» **Task brief**
Nothing other than the lines from the one containing "Give me a plain-text" through the close of the entries below should be printed, each exactly.

>>>

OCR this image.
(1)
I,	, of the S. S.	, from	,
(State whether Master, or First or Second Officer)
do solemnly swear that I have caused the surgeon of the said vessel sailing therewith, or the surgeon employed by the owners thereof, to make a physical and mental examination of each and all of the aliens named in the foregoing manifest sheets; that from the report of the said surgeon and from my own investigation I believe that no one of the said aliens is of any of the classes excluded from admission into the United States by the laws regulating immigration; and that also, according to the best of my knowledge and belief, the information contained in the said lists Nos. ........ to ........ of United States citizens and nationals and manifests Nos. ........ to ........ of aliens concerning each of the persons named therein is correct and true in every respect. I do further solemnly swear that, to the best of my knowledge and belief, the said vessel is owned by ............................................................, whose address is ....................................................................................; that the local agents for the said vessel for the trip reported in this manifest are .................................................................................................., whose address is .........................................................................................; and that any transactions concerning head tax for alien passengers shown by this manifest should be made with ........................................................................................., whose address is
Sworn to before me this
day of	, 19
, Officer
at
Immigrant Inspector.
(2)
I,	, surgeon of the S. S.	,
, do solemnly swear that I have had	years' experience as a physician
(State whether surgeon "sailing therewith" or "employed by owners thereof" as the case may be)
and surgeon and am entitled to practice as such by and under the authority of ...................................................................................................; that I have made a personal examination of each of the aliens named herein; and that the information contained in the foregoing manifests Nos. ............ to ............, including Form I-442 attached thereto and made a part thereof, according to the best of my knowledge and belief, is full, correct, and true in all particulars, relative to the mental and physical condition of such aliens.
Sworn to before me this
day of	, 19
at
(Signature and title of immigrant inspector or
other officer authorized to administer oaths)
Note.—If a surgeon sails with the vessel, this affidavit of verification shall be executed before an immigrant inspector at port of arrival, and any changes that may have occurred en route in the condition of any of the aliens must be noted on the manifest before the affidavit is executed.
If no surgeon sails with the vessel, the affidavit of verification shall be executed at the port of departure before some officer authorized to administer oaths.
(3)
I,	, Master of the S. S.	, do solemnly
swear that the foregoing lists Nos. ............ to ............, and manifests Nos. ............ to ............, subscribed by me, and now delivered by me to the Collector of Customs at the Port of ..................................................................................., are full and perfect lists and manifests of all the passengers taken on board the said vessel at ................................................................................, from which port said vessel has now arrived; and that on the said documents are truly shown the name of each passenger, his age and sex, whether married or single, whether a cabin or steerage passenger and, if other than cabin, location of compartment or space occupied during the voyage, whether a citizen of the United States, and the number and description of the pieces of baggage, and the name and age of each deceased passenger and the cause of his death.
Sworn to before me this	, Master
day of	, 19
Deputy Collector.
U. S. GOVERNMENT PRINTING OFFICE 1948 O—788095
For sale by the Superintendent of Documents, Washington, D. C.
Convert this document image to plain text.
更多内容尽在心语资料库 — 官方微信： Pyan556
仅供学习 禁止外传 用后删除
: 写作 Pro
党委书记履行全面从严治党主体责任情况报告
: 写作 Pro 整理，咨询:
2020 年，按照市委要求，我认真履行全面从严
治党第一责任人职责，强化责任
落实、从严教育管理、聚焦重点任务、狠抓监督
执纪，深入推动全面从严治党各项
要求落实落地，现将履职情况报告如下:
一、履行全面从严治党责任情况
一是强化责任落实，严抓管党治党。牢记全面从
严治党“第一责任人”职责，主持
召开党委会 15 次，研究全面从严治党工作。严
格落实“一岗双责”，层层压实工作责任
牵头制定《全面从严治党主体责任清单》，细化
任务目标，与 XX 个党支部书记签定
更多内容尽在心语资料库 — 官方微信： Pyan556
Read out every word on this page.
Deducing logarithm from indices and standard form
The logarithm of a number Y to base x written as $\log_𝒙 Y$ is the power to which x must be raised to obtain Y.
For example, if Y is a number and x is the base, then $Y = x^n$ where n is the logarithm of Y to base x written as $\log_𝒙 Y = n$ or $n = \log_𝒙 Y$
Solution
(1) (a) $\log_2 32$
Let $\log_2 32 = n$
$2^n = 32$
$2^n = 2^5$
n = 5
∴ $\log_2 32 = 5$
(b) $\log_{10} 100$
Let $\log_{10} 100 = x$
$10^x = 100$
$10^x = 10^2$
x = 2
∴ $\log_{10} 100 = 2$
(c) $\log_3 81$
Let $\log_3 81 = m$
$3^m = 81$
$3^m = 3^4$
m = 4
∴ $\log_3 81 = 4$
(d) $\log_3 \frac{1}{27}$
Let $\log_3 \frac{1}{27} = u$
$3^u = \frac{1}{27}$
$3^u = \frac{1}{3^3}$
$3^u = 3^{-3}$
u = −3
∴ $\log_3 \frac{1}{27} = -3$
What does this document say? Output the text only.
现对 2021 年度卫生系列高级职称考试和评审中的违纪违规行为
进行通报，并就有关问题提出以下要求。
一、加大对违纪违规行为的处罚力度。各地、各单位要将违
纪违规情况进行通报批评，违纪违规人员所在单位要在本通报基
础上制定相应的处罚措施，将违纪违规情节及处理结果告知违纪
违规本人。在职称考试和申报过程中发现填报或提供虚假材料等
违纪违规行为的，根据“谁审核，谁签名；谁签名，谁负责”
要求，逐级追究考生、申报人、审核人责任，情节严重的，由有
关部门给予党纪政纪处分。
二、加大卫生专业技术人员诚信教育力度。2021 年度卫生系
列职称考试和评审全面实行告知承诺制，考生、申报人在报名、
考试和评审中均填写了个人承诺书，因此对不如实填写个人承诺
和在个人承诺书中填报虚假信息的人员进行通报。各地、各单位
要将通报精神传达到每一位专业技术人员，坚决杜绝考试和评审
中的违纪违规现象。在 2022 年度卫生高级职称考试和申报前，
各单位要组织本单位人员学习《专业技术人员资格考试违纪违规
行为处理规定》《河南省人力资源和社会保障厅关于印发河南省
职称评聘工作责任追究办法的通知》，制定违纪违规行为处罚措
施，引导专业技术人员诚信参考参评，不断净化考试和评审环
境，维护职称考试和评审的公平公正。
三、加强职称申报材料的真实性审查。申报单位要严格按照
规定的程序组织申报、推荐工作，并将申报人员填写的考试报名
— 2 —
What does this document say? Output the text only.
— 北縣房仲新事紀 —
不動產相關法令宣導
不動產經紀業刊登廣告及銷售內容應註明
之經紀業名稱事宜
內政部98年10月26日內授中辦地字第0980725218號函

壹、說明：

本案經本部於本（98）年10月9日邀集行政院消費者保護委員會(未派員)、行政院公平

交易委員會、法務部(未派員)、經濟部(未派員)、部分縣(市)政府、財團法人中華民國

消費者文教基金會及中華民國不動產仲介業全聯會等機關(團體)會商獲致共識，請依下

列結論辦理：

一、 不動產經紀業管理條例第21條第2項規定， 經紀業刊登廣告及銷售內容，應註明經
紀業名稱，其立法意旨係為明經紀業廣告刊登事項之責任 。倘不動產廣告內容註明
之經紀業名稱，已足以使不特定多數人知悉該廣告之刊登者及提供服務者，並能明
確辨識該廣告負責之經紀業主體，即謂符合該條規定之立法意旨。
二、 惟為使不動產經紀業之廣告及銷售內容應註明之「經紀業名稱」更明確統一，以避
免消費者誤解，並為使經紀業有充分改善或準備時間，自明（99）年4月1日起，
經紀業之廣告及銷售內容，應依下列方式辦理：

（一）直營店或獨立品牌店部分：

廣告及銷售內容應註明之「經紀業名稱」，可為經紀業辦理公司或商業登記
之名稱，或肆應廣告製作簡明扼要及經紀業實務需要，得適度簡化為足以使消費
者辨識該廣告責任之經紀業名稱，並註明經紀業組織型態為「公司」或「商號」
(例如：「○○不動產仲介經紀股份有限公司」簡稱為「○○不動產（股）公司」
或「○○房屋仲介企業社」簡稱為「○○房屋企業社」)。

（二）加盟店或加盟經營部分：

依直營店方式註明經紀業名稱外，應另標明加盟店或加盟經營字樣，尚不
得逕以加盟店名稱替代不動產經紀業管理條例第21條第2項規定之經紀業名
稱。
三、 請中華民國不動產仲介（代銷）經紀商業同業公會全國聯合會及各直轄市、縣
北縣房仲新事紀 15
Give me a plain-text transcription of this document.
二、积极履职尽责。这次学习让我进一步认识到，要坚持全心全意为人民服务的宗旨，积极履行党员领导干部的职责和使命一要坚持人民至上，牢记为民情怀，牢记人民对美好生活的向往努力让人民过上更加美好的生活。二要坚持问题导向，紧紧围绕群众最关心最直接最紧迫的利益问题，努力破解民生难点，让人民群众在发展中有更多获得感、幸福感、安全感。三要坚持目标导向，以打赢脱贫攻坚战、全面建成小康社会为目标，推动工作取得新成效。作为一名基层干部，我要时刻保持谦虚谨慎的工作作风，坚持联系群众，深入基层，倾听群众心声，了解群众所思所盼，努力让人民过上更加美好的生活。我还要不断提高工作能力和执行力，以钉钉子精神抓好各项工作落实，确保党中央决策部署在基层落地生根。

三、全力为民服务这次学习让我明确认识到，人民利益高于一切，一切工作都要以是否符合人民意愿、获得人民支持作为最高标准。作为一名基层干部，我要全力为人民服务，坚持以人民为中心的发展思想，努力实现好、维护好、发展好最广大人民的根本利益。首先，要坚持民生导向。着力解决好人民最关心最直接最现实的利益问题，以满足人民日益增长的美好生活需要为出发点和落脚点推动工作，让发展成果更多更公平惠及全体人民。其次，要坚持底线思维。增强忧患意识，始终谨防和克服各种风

<<<

» **Answer**
Give me a plain-text transcription of this document.
二、积极履职尽责。这次学习让我进一步认识到，要坚持全心全意为人民服务的宗旨，积极履行党员领导干部的职责和使命一要坚持人民至上，牢记为民情怀，牢记人民对美好生活的向往努力让人民过上更加美好的生活。二要坚持问题导向，紧紧围绕群众最关心最直接最紧迫的利益问题，努力破解民生难点，让人民群众在发展中有更多获得感、幸福感、安全感。三要坚持目标导向，以打赢脱贫攻坚战、全面建成小康社会为目标，推动工作取得新成效。作为一名基层干部，我要时刻保持谦虚谨慎的工作作风，坚持联系群众，深入基层，倾听群众心声，了解群众所思所盼，努力让人民过上更加美好的生活。我还要不断提高工作能力和执行力，以钉钉子精神抓好各项工作落实，确保党中央决策部署在基层落地生根。

三、全力为民服务这次学习让我明确认识到，人民利益高于一切，一切工作都要以是否符合人民意愿、获得人民支持作为最高标准。作为一名基层干部，我要全力为人民服务，坚持以人民为中心的发展思想，努力实现好、维护好、发展好最广大人民的根本利益。首先，要坚持民生导向。着力解决好人民最关心最直接最现实的利益问题，以满足人民日益增长的美好生活需要为出发点和落脚点推动工作，让发展成果更多更公平惠及全体人民。其次，要坚持底线思维。增强忧患意识，始终谨防和克服各种风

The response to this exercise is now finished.